Work instructions
(a) For each statement, say yes or no depending on whether the news item on the ECHO Annual Partners Conference supports it, and quote the words of the text that decide it: (i) The 2015 conference had the theme "Humanitarian assistance in a changing world". (ii) The conference gathers representatives from over 500 partner organisations. (iii) In the Haiti earthquake, more than 1 per cent of the funding went through local actors.
(b) Answer these questions using the news item on the ECHO Annual Partners Conference:
(i) On which dates was the 2015 conference held?
(ii) Who is the Director of the Red Cross EU Office?
(iii) According to Mr Prop, about how much is spent collectively each year?
(c) From the news item on the ECHO Annual Partners Conference, return the passage starting at "The event serves" and ending at "to humanitarian effectiveness.".

== Provided text ==

Latest news

Published on

ECHO Annual Partners Conference: Brussels launch of World Disasters Report 2015


On 12 and 13 November, the European Commission’s Directorate General for Humanitarian Aid and Civil Protection (ECHO) held its 2015 Annual Partners Conference with the theme of "Humanitarian assistance in a changing world”. Each year, the conference gathers representatives from over 200 partner organisations that implement EU humanitarian aid around the world – including numerous National Red Cross Societies in the EU – to discuss recent developments, challenges and opportunities in the humanitarian sector.

During the speech of Christos Stylianides, Member of the European Commission in charge of Humanitarian Aid and Crisis Management. © European Commission

The event serves as a platform for ECHO's partners to present their perspectives and experiences, and participate in workshops where future actions are discussed. Alongside Ian Clark, Head of Unit for Policy and Implementation Frameworks at ECHO, Paola Albrito, Head of the Regional Office for Europe of the United Nations Office for Disaster Risk Reduction (UNISDR), and Marcus Oxley, Executive Director of the Global Network of Civil Society Organisations for Disaster Reduction (GNDR), the Director of the Red Cross EU Office, Leon Prop participated in a panel discussion on "The Sendai Framework for Disaster Risk Reduction (DRR): Challenges, trends and innovations in resilience building”. Mr Prop highlighted some of the main findings of the World Disasters Report (WDR) 2015, namely that focusing on local actors is key to humanitarian effectiveness.

“Each year, we collectively spend around USD 20 billion on vital humanitarian assistance, but also on disaster response and resilience initiatives,” said Mr Prop. “Out of that 20 billion, only 1.6 per cent is channelled through local actors – we think that there is a huge discrepancy between the rhetoric that we have about localising aid and the current reality” he added, sharing the example of the Haiti earthquake, where this figure was actually less than 1 per cent. "We must work together to address that imbalance and work towards a more equal partnership”, he stressed. "More resources need to flow directly to communities or national entities, because it’s at the community level where humanitarian needs are greatest, and where development initiatives have the biggest impact.”

===
== Dataset excerpts ==

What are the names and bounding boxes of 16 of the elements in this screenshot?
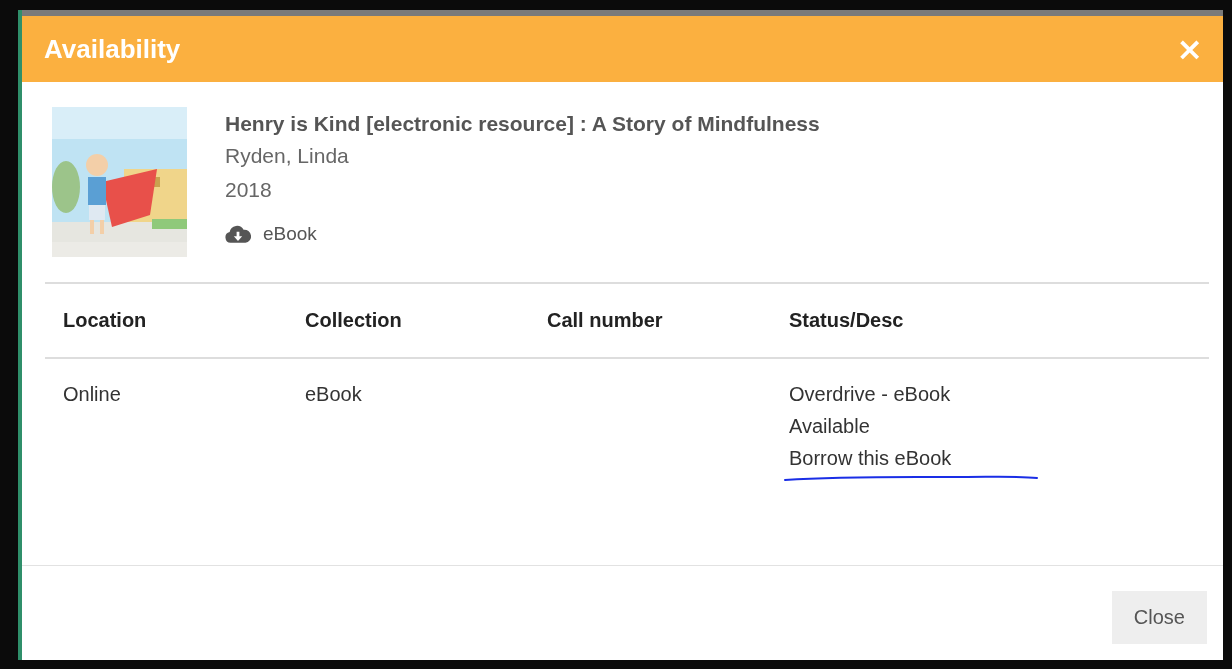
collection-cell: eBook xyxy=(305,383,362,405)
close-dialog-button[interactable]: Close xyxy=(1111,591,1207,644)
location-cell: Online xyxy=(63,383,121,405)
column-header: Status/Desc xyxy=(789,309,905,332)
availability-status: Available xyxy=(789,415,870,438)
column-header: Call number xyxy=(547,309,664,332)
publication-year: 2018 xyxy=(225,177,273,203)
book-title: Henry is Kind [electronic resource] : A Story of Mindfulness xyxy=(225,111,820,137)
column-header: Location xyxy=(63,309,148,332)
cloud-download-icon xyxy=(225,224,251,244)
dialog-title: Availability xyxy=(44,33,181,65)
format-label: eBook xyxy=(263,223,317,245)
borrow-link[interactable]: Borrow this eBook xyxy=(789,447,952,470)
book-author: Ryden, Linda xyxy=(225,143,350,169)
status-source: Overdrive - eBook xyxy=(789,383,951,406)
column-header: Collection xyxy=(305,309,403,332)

===
== Dataset excerpts ==

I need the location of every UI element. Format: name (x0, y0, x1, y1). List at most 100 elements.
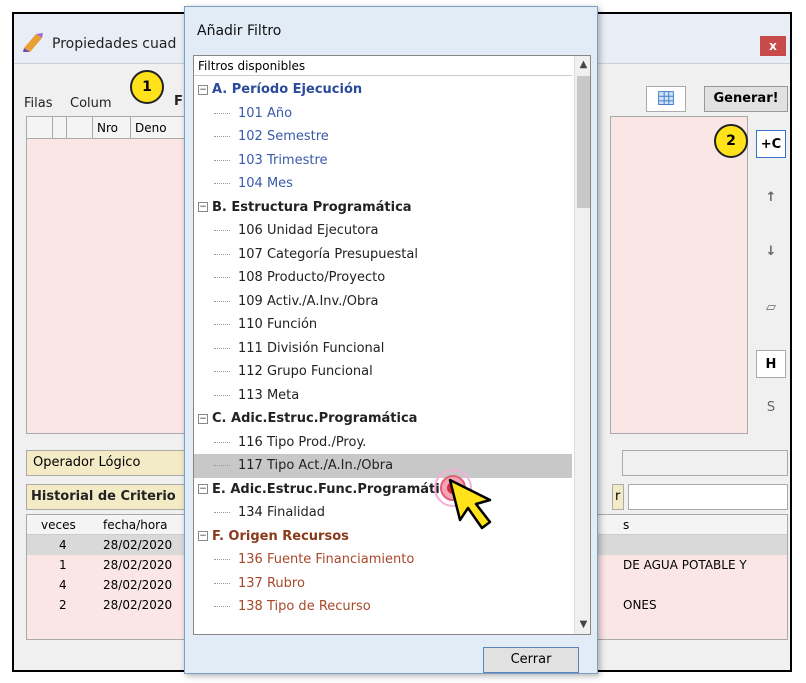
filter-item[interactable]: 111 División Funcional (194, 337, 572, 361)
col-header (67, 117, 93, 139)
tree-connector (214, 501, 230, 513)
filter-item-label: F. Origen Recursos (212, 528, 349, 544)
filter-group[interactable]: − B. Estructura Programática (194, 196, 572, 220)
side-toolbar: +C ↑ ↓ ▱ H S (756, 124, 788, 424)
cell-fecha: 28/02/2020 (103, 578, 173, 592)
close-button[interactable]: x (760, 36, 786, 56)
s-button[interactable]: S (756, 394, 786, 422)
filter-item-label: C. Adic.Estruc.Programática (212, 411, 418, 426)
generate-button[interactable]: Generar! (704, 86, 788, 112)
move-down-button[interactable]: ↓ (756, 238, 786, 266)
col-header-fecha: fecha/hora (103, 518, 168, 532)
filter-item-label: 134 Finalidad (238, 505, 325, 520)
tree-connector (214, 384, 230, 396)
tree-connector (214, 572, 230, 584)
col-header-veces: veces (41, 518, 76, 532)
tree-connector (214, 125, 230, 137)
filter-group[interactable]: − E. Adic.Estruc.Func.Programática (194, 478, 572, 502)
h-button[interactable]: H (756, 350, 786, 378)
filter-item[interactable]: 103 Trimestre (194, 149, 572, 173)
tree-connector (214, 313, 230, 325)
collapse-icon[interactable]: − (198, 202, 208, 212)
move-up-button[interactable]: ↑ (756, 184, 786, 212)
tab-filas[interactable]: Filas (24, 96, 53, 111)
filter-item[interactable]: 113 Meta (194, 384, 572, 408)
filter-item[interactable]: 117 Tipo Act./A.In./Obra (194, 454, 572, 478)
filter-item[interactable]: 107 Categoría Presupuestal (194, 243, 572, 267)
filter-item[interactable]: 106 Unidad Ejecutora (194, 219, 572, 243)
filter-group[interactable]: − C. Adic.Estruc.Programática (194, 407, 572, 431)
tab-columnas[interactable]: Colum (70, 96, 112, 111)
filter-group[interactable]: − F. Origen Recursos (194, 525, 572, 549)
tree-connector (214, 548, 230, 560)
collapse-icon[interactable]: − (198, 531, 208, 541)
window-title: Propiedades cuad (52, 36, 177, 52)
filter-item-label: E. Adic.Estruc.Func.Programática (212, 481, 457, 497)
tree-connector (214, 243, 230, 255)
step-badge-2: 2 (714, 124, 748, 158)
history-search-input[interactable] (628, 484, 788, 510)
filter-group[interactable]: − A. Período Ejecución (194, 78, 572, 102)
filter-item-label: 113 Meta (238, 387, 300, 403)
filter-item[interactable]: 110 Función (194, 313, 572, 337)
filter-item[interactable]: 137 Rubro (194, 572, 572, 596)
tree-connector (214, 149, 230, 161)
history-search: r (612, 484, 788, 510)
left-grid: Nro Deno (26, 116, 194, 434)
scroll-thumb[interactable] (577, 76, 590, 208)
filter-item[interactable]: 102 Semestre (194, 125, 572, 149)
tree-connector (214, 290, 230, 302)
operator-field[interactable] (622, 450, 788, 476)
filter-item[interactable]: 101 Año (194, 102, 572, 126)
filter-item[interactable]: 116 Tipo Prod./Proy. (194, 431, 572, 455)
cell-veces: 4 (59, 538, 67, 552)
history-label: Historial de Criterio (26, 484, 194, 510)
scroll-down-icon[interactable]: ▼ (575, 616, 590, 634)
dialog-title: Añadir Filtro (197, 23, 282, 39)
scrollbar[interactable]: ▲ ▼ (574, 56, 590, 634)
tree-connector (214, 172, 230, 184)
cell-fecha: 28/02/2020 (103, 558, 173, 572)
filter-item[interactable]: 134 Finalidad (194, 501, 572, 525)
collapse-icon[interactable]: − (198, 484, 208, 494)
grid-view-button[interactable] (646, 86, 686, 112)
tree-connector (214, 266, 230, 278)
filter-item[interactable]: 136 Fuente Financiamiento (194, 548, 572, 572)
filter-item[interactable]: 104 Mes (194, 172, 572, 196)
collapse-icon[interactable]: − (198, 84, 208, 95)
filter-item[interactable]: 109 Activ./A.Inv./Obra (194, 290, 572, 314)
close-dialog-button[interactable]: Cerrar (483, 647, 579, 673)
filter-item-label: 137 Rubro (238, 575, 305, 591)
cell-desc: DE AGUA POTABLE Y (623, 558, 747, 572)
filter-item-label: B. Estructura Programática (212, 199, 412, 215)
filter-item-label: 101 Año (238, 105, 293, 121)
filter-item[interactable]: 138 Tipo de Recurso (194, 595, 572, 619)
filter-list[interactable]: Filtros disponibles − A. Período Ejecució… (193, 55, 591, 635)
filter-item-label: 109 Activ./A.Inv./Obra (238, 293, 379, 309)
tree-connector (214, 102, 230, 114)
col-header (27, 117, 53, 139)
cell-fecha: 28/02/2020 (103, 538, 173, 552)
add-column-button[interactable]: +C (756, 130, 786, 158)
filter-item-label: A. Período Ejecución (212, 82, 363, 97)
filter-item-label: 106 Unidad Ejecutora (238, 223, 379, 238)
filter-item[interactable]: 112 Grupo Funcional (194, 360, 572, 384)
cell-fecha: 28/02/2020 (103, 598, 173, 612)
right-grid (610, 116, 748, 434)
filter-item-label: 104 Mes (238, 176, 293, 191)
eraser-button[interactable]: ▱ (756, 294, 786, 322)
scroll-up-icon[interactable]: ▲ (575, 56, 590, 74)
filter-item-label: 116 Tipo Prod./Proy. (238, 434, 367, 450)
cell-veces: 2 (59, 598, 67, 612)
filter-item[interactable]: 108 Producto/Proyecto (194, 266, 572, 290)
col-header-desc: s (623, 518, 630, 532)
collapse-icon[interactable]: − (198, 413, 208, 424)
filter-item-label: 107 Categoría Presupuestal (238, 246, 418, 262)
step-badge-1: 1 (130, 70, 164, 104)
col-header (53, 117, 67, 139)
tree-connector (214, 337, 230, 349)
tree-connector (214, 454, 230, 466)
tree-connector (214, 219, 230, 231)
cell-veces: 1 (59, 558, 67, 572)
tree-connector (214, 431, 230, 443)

===

Exercise answers
(a)
(i) Yes: "held its 2015 Annual Partners Conference with the theme of "Humanitarian assistance in a changing world”"
(ii) No: "the conference gathers representatives from over 200 partner organisations"
(iii) No: "sharing the example of the Haiti earthquake, where this figure was actually less than 1 per cent"

(b)
(i) 12 and 13 November
(ii) Leon Prop
(iii) Around USD 20 billion

(c)
The event serves as a platform for ECHO's partners to present their perspectives and experiences, and participate in workshops where future actions are discussed. Alongside Ian Clark, Head of Unit for Policy and Implementation Frameworks at ECHO, Paola Albrito, Head of the Regional Office for Europe of the United Nations Office for Disaster Risk Reduction (UNISDR), and Marcus Oxley, Executive Director of the Global Network of Civil Society Organisations for Disaster Reduction (GNDR), the Director of the Red Cross EU Office, Leon Prop participated in a panel discussion on "The Sendai Framework for Disaster Risk Reduction (DRR): Challenges, trends and innovations in resilience building”. Mr Prop highlighted some of the main findings of the World Disasters Report (WDR) 2015, namely that focusing on local actors is key to humanitarian effectiveness.